§ **Work to be completed**
Will you extract the entries word for word? Images should not appear in the copy.

Dataset entries:
·····
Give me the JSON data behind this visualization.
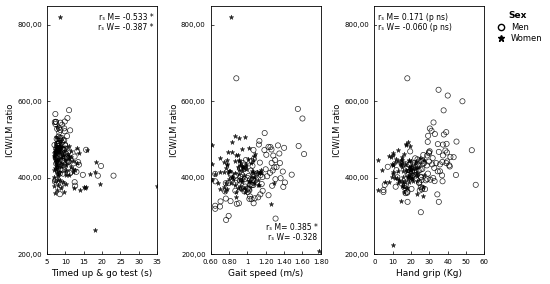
{
  "panel1": {
    "xlabel": "Timed up & go test (s)",
    "xlim": [
      5,
      35
    ],
    "xticks": [
      5,
      10,
      15,
      20,
      25,
      30,
      35
    ],
    "annotation_bold": "rₛ M= -0.533 *\nrₛ W= -0.387 *",
    "annot_loc": "upper right"
  },
  "panel2": {
    "xlabel": "Gait speed (m/s)",
    "xlim": [
      0.6,
      1.8
    ],
    "xticks": [
      0.6,
      0.8,
      1.0,
      1.2,
      1.4,
      1.6,
      1.8
    ],
    "annotation_bold": "rₛ M= 0.385 *\nrₛ W= -0.328",
    "annot_loc": "lower right"
  },
  "panel3": {
    "xlabel": "Hand grip (Kg)",
    "xlim": [
      0,
      60
    ],
    "xticks": [
      0,
      10,
      20,
      30,
      40,
      50,
      60
    ],
    "annotation_bold": "rₛ M= 0.171 (p ns)\nrₛ W= -0.060 (p ns)",
    "annot_loc": "upper left"
  },
  "ylabel": "ICW/LM ratio",
  "ylim": [
    200,
    850
  ],
  "yticks": [
    200,
    400,
    600,
    800
  ],
  "ytick_labels": [
    "200,00",
    "400,00",
    "600,00",
    "800,00"
  ],
  "background_color": "#ffffff",
  "marker_color": "#000000",
  "legend_title": "Sex",
  "legend_men": "Men",
  "legend_women": "Women"
}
·····
§ **Exercise result**
Give me the JSON data behind this visualization.
{
  "panel1": {
    "xlabel": "Timed up & go test (s)",
    "xlim": [
      5,
      35
    ],
    "xticks": [
      5,
      10,
      15,
      20,
      25,
      30,
      35
    ],
    "annotation_bold": "rₛ M= -0.533 *\nrₛ W= -0.387 *",
    "annot_loc": "upper right"
  },
  "panel2": {
    "xlabel": "Gait speed (m/s)",
    "xlim": [
      0.6,
      1.8
    ],
    "xticks": [
      0.6,
      0.8,
      1.0,
      1.2,
      1.4,
      1.6,
      1.8
    ],
    "annotation_bold": "rₛ M= 0.385 *\nrₛ W= -0.328",
    "annot_loc": "lower right"
  },
  "panel3": {
    "xlabel": "Hand grip (Kg)",
    "xlim": [
      0,
      60
    ],
    "xticks": [
      0,
      10,
      20,
      30,
      40,
      50,
      60
    ],
    "annotation_bold": "rₛ M= 0.171 (p ns)\nrₛ W= -0.060 (p ns)",
    "annot_loc": "upper left"
  },
  "ylabel": "ICW/LM ratio",
  "ylim": [
    200,
    850
  ],
  "yticks": [
    200,
    400,
    600,
    800
  ],
  "ytick_labels": [
    "200,00",
    "400,00",
    "600,00",
    "800,00"
  ],
  "background_color": "#ffffff",
  "marker_color": "#000000",
  "legend_title": "Sex",
  "legend_men": "Men",
  "legend_women": "Women"
}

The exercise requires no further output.